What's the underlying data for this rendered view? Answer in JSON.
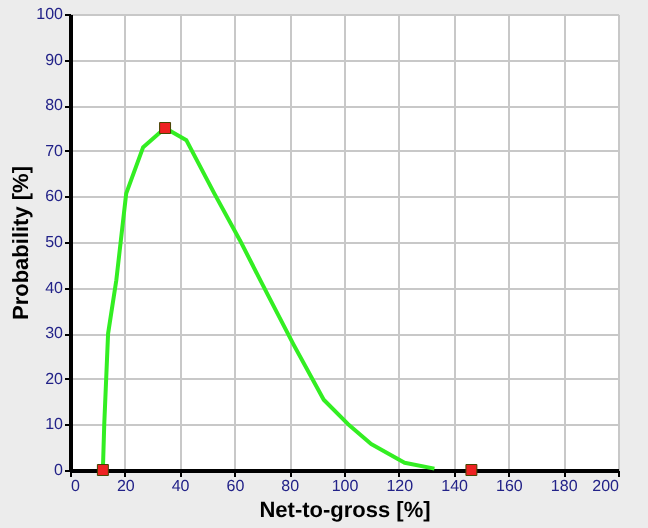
{
  "chart_data": {
    "type": "line",
    "xlabel": "Net-to-gross [%]",
    "ylabel": "Probability [%]",
    "xlim": [
      0,
      200
    ],
    "ylim": [
      0,
      100
    ],
    "xticks": [
      0,
      20,
      40,
      60,
      80,
      100,
      120,
      140,
      160,
      180,
      200
    ],
    "yticks": [
      0,
      10,
      20,
      30,
      40,
      50,
      60,
      70,
      80,
      90,
      100
    ],
    "grid": true,
    "series": [
      {
        "color": "#33ee22",
        "line_style": "solid",
        "marker": "none",
        "x": [
          12,
          12.5,
          13.9,
          16.9,
          20.5,
          26.7,
          34.7,
          42.5,
          52.7,
          62,
          72.2,
          81.6,
          92.6,
          101.4,
          109.9,
          122.1,
          133
        ],
        "values": [
          0,
          10,
          29.9,
          41.6,
          60.6,
          70.8,
          75,
          72.3,
          60.6,
          50.4,
          38.4,
          27.5,
          15.4,
          10.1,
          5.7,
          1.6,
          0.3
        ]
      },
      {
        "type": "scatter",
        "color": "#ee2222",
        "marker": "square",
        "x": [
          12,
          34.7,
          146.5
        ],
        "values": [
          0,
          75,
          0
        ]
      }
    ]
  }
}
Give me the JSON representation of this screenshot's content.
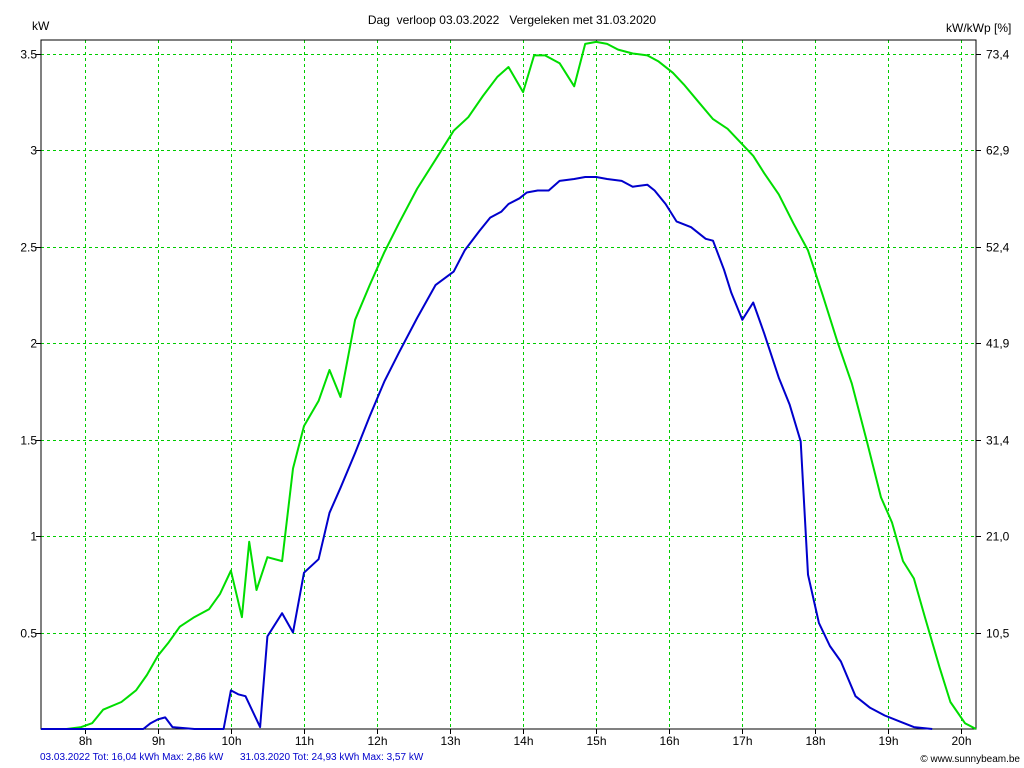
{
  "chart_data": {
    "type": "line",
    "title": "Dag  verloop 03.03.2022   Vergeleken met 31.03.2020",
    "ylabel_left": "kW",
    "ylabel_right": "kW/kWp [%]",
    "x_range": [
      7.4,
      20.2
    ],
    "ylim": [
      0,
      3.57
    ],
    "grid": true,
    "x_ticks": [
      {
        "value": 8,
        "label": "8h"
      },
      {
        "value": 9,
        "label": "9h"
      },
      {
        "value": 10,
        "label": "10h"
      },
      {
        "value": 11,
        "label": "11h"
      },
      {
        "value": 12,
        "label": "12h"
      },
      {
        "value": 13,
        "label": "13h"
      },
      {
        "value": 14,
        "label": "14h"
      },
      {
        "value": 15,
        "label": "15h"
      },
      {
        "value": 16,
        "label": "16h"
      },
      {
        "value": 17,
        "label": "17h"
      },
      {
        "value": 18,
        "label": "18h"
      },
      {
        "value": 19,
        "label": "19h"
      },
      {
        "value": 20,
        "label": "20h"
      }
    ],
    "y_ticks_left": [
      {
        "value": 0.5,
        "label": "0.5"
      },
      {
        "value": 1,
        "label": "1"
      },
      {
        "value": 1.5,
        "label": "1.5"
      },
      {
        "value": 2,
        "label": "2"
      },
      {
        "value": 2.5,
        "label": "2.5"
      },
      {
        "value": 3,
        "label": "3"
      },
      {
        "value": 3.5,
        "label": "3.5"
      }
    ],
    "y_ticks_right": [
      {
        "value": 0.5,
        "label": "10,5"
      },
      {
        "value": 1,
        "label": "21,0"
      },
      {
        "value": 1.5,
        "label": "31,4"
      },
      {
        "value": 2,
        "label": "41,9"
      },
      {
        "value": 2.5,
        "label": "52,4"
      },
      {
        "value": 3,
        "label": "62,9"
      },
      {
        "value": 3.5,
        "label": "73,4"
      }
    ],
    "series": [
      {
        "color": "#0000cc",
        "x": [
          7.4,
          8.8,
          8.9,
          9.0,
          9.1,
          9.2,
          9.5,
          9.9,
          10.0,
          10.1,
          10.2,
          10.4,
          10.5,
          10.7,
          10.85,
          11.0,
          11.2,
          11.35,
          11.5,
          11.7,
          11.9,
          12.1,
          12.3,
          12.55,
          12.8,
          13.05,
          13.2,
          13.4,
          13.55,
          13.7,
          13.8,
          13.95,
          14.05,
          14.2,
          14.35,
          14.5,
          14.7,
          14.85,
          15.0,
          15.15,
          15.35,
          15.5,
          15.7,
          15.8,
          15.95,
          16.1,
          16.3,
          16.5,
          16.6,
          16.75,
          16.85,
          17.0,
          17.15,
          17.3,
          17.5,
          17.65,
          17.8,
          17.9,
          18.05,
          18.2,
          18.35,
          18.55,
          18.75,
          18.95,
          19.15,
          19.35,
          19.6
        ],
        "values": [
          0,
          0,
          0.03,
          0.05,
          0.06,
          0.01,
          0,
          0,
          0.2,
          0.18,
          0.17,
          0.01,
          0.48,
          0.6,
          0.5,
          0.81,
          0.88,
          1.12,
          1.25,
          1.43,
          1.62,
          1.8,
          1.95,
          2.13,
          2.3,
          2.37,
          2.48,
          2.58,
          2.65,
          2.68,
          2.72,
          2.75,
          2.78,
          2.79,
          2.79,
          2.84,
          2.85,
          2.86,
          2.86,
          2.85,
          2.84,
          2.81,
          2.82,
          2.79,
          2.72,
          2.63,
          2.6,
          2.54,
          2.53,
          2.38,
          2.26,
          2.12,
          2.21,
          2.05,
          1.82,
          1.68,
          1.49,
          0.8,
          0.55,
          0.43,
          0.35,
          0.17,
          0.11,
          0.07,
          0.04,
          0.01,
          0
        ],
        "legend": "03.03.2022 Tot: 16,04 kWh Max: 2,86 kW"
      },
      {
        "color": "#00dd00",
        "x": [
          7.4,
          7.75,
          7.95,
          8.1,
          8.25,
          8.5,
          8.7,
          8.85,
          9.0,
          9.15,
          9.3,
          9.5,
          9.7,
          9.85,
          10.0,
          10.15,
          10.25,
          10.35,
          10.5,
          10.7,
          10.85,
          11.0,
          11.2,
          11.35,
          11.5,
          11.7,
          11.9,
          12.1,
          12.3,
          12.55,
          12.8,
          13.05,
          13.25,
          13.45,
          13.65,
          13.8,
          14.0,
          14.15,
          14.3,
          14.5,
          14.7,
          14.85,
          15.0,
          15.15,
          15.3,
          15.5,
          15.7,
          15.85,
          16.05,
          16.2,
          16.4,
          16.6,
          16.8,
          16.95,
          17.15,
          17.3,
          17.5,
          17.7,
          17.9,
          18.1,
          18.3,
          18.5,
          18.7,
          18.9,
          19.05,
          19.2,
          19.35,
          19.5,
          19.7,
          19.85,
          20.05,
          20.2
        ],
        "values": [
          0,
          0,
          0.01,
          0.03,
          0.1,
          0.14,
          0.2,
          0.28,
          0.38,
          0.45,
          0.53,
          0.58,
          0.62,
          0.7,
          0.82,
          0.58,
          0.97,
          0.72,
          0.89,
          0.87,
          1.35,
          1.57,
          1.7,
          1.86,
          1.72,
          2.12,
          2.3,
          2.47,
          2.62,
          2.8,
          2.95,
          3.1,
          3.17,
          3.28,
          3.38,
          3.43,
          3.3,
          3.49,
          3.49,
          3.45,
          3.33,
          3.55,
          3.56,
          3.55,
          3.52,
          3.5,
          3.49,
          3.46,
          3.4,
          3.34,
          3.25,
          3.16,
          3.11,
          3.05,
          2.97,
          2.88,
          2.77,
          2.62,
          2.48,
          2.25,
          2.01,
          1.79,
          1.5,
          1.2,
          1.07,
          0.87,
          0.78,
          0.58,
          0.32,
          0.14,
          0.03,
          0
        ],
        "legend": "31.03.2020 Tot: 24,93 kWh Max: 3,57 kW"
      }
    ],
    "copyright": "© www.sunnybeam.be"
  },
  "colors": {
    "grid": "#00cc00",
    "axis": "#000000",
    "background": "#ffffff"
  }
}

■ ■ ■ ■

Give the count of lines in the records that contain "this", and no other text.

#### Answer to the exercise
2